* [Trabajo requerido]:
a) Enumera las figuras que, según el fragmento sobre la bodega de Montilla, integran la Fuente del Encuentro de las Dos Culturas.
b) En el fragmento sobre la bodega de Montilla, ¿cuántas botas albergó el espacio durante décadas?
c) Continúa el fragmento sobre la bodega de Montilla a partir de su última oración.

* [Fragmento mostrado]:
====

En otro extremo aparece una pajarera diseñada por el propio artista, que durante años alojó periquitos. Más allá, bajo una inmensa yedra que trepa por los muros, descansa el molde de las tres figuras que integran la Fuente del Encuentro de las Dos Culturas: el Inca Garcilaso, la princesa inca y el capitán español.

Junto a ellas, una enorme piedra de molino convertida en mesa. Aquí todo tiene una historia.

Talleres Bodegas Navarro 2026 - We Love Montilla Moriles

En cada palmo se puede sentir el trabajo del artista durante años. Sobre estas líneas, una pajarera que estuvo habitada en otros tiempos.

El corazón del vino

 

El calor aprieta y nos refugiamos en la bodega.

El enorme portón anuncia el frescor antes incluso de cruzarlo. Al abrir la puerta nos envuelve ese aroma inconfundible. Ese aroma nuestro.

Qué patrimonio sensorial posee Montilla. Qué fortuna que todavía forme parte de nuestra memoria colectiva.

«Esto era la lagareta», explica Ángel mientras señala los antiguos trujales, aún conservados bajo unas tablas de madera.

El espacio, de techos altísimos y cubierta a dos aguas, parece pertenecer a otro mundo. Durante décadas albergó más de medio centenar de botas que surtieron de vino a numerosos amigos y aficionados.

Talleres Bodegas Navarro 2026 - We Love Montilla Moriles

En la bodega, los aromas y el techo a dos aguas te sumergen en el escenario perfecto para una copa de vino.

====

* [Entradas del conjunto]:

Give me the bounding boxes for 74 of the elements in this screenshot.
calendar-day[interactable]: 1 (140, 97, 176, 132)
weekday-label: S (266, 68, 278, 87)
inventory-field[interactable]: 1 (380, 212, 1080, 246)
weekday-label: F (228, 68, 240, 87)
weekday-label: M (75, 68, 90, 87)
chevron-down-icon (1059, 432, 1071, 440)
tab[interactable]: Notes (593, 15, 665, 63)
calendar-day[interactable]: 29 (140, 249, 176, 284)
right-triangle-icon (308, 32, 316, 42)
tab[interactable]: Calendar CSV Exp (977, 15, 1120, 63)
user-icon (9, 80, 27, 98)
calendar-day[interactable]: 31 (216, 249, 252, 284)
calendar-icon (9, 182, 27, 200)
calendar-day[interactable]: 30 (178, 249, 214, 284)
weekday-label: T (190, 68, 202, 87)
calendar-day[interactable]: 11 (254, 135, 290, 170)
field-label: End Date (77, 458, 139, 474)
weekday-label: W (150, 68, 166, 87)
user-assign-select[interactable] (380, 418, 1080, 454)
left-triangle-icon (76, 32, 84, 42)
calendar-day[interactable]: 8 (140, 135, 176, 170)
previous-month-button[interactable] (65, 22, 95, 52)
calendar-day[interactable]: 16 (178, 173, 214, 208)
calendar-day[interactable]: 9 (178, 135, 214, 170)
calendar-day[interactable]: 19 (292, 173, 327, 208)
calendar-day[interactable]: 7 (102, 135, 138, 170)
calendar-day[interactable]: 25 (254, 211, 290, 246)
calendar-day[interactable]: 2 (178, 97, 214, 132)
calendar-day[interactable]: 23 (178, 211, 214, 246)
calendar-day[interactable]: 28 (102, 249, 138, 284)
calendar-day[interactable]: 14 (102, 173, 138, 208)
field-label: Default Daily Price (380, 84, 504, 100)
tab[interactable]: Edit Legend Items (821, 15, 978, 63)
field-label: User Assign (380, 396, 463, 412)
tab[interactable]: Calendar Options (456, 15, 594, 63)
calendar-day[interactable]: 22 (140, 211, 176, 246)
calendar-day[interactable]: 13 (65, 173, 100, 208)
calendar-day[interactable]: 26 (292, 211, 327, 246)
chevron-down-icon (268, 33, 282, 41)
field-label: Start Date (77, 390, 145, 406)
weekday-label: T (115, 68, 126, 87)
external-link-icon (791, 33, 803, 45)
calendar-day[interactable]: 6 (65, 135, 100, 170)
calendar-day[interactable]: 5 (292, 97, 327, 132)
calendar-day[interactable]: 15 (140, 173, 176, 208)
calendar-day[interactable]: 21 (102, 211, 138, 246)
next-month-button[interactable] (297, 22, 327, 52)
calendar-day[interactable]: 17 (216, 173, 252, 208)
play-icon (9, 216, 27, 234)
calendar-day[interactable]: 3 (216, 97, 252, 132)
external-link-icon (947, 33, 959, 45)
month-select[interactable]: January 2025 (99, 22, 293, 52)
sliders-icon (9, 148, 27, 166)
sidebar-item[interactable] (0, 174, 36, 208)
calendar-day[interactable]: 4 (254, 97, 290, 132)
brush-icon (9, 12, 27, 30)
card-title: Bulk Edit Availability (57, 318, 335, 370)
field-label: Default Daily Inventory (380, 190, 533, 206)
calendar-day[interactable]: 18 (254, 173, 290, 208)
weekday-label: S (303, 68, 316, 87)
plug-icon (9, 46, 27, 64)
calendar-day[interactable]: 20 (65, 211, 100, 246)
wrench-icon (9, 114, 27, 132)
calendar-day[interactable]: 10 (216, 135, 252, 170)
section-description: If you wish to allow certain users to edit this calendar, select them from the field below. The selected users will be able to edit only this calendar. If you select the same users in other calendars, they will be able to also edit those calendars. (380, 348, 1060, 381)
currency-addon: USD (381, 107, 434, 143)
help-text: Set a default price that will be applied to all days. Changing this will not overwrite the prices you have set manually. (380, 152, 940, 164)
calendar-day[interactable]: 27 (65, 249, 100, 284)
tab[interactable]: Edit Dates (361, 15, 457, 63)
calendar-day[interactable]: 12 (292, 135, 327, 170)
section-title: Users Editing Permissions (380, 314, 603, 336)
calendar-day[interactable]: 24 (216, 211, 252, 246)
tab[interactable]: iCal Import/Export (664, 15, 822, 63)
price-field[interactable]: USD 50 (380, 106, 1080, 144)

====

* [Respuestas por tarea]:
a) El Inca Garcilaso, la princesa inca y el capitán español.

b) Más de medio centenar de botas.

c)
En este santuario del vino, otro de los lugares esenciales del mapa sentimental montillano, se conservan muchos de los once carteles de la Cata Flamenca realizados por Rafael Rodríguez. Desde el primero hasta el del cincuenta aniversario celebrado el pasado año.

Nos adentramos aún más, hasta una pequeña bodeguita organizada alrededor de una gran mesa de madera. En una pared cuelga una fotografía histórica: Camarón de la Isla junto a Paco de Lucía durante una edición de la Cata Flamenca.

Por aquí pasó la plana mayor del flamenco.

«Esta bodega ha visto muchísimas cosas», recuerda Ángel. «Aquí venían los cantaores a celebrar su propia cata flamenca».

Entre los recuerdos emerge uno especialmente vívido. Una noche, en la oscuridad de la bodega, El Pele comenzó a cantar entre las botas.

«Parecía que una voz divina surgía desde las tinieblas», rememora el amigo del artista.

Talleres Bodegas Navarro 2026 - We Love Montilla Moriles

A la izquierda, bajo uno de los carteles que firmó el artista para la Cata Flamenca de Montilla, su sombrero y sus bastones. A la derecha, sobre la bota, la mítica fotografía de Camarón y Paco de Lucía a su paso por Montilla.

El hombre detrás de la obra

 

Llega la hora del vino y aceptamos encantados una copa de fino extraída de una bota decorada con una recreación del mosaico romano hallado en las montillanas Bodegas Cruz Conde.

Aquí nada es anecdótico.

Mientras conversamos sobre el patrimonio sentimental de los lugares del vino y sobre todo aquello que estamos dejando perder, reparo en una frase grabada en piedra: In Vino Veritas. Vuelve el corazón a palpitar fuerte.

Entonces nos anuncian que Rafael ha llegado acompañado por una visita procedente del Aula del Vino de Córdoba.

Salimos al patio.

Con ayuda de su bastón, avanza despacio. Como si todo este homenaje no fuese realmente con él. Como si hubiera pasado la vida observando desde la discreción el mundo que ahora se detiene a contemplarlo.

Amable, sencillo y sereno, nos conduce hasta su estudio.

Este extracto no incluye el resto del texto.